Work instructions: Determine which lines contain the word "name", then copy those lines.

Records about charts and figures:
◇ ◇ ◇ ◇ ◇
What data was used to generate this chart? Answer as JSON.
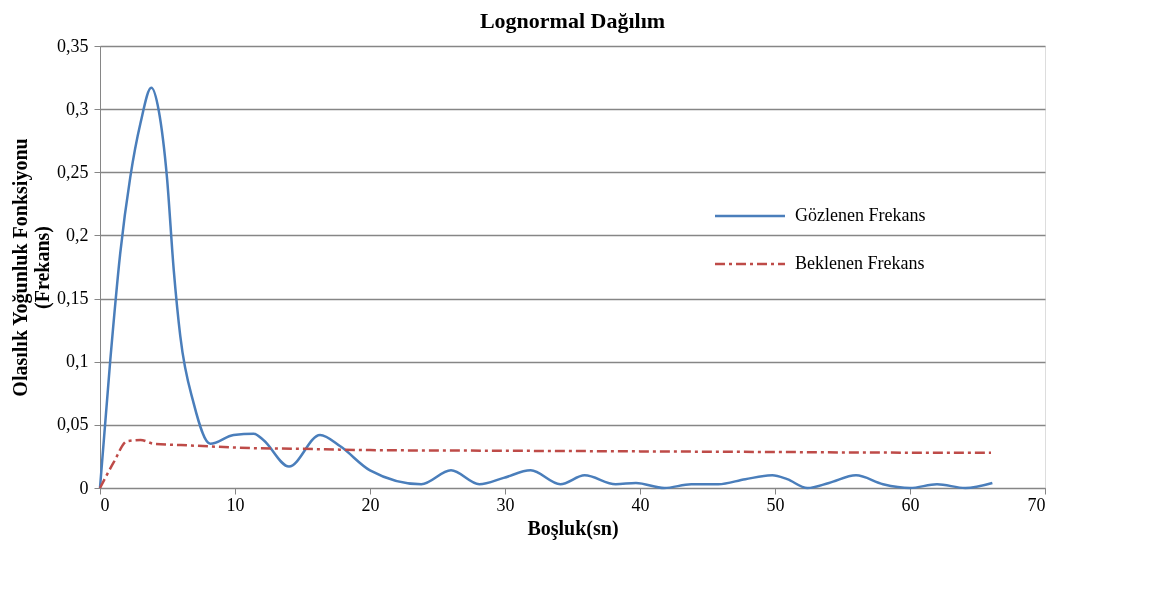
{
  "chart_data": {
    "type": "line",
    "title": "Lognormal Dağılım",
    "xlabel": "Boşluk(sn)",
    "ylabel": "Olasılık Yoğunluk Fonksiyonu\n(Frekans)",
    "xlim": [
      0,
      70
    ],
    "xticks": [
      0,
      10,
      20,
      30,
      40,
      50,
      60,
      70
    ],
    "ylim": [
      0,
      0.35
    ],
    "yticks": [
      {
        "value": 0,
        "label": "0"
      },
      {
        "value": 0.05,
        "label": "0,05"
      },
      {
        "value": 0.1,
        "label": "0,1"
      },
      {
        "value": 0.15,
        "label": "0,15"
      },
      {
        "value": 0.2,
        "label": "0,2"
      },
      {
        "value": 0.25,
        "label": "0,25"
      },
      {
        "value": 0.3,
        "label": "0,3"
      },
      {
        "value": 0.35,
        "label": "0,35"
      }
    ],
    "grid": "y",
    "legend": "right",
    "series": [
      {
        "name": "Gözlenen Frekans",
        "color": "#4a7ebb",
        "line_style": "solid",
        "x": [
          0,
          0.76,
          1.5,
          2.24,
          3.0,
          3.8,
          4.35,
          4.96,
          5.46,
          5.95,
          6.94,
          8.17,
          9.9,
          11.4,
          12.1,
          14.0,
          16.3,
          17.8,
          20.0,
          23.8,
          26.0,
          28.1,
          29.9,
          31.9,
          34.1,
          35.9,
          38.2,
          39.7,
          41.8,
          43.8,
          45.8,
          47.8,
          49.8,
          50.9,
          52.4,
          54.0,
          56.0,
          58.0,
          60.0,
          62.0,
          64.1,
          66.1
        ],
        "values": [
          0,
          0.101,
          0.186,
          0.246,
          0.289,
          0.317,
          0.299,
          0.246,
          0.173,
          0.12,
          0.067,
          0.035,
          0.042,
          0.043,
          0.038,
          0.017,
          0.042,
          0.033,
          0.014,
          0.003,
          0.014,
          0.003,
          0.008,
          0.014,
          0.003,
          0.01,
          0.003,
          0.004,
          0,
          0.003,
          0.003,
          0.007,
          0.01,
          0.007,
          0,
          0.004,
          0.01,
          0.003,
          0,
          0.003,
          0,
          0.004
        ]
      },
      {
        "name": "Beklenen Frekans",
        "color": "#be4b48",
        "line_style": "dashed",
        "x": [
          0,
          1,
          2,
          3,
          4,
          6,
          8,
          10,
          15,
          20,
          30,
          40,
          50,
          60,
          66
        ],
        "values": [
          0,
          0.02,
          0.037,
          0.038,
          0.035,
          0.034,
          0.033,
          0.032,
          0.031,
          0.03,
          0.0295,
          0.029,
          0.0285,
          0.028,
          0.028
        ]
      }
    ]
  }
}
◇ ◇ ◇ ◇ ◇
Exercise result:
        "name": "Gözlenen Frekans",
        "name": "Beklenen Frekans",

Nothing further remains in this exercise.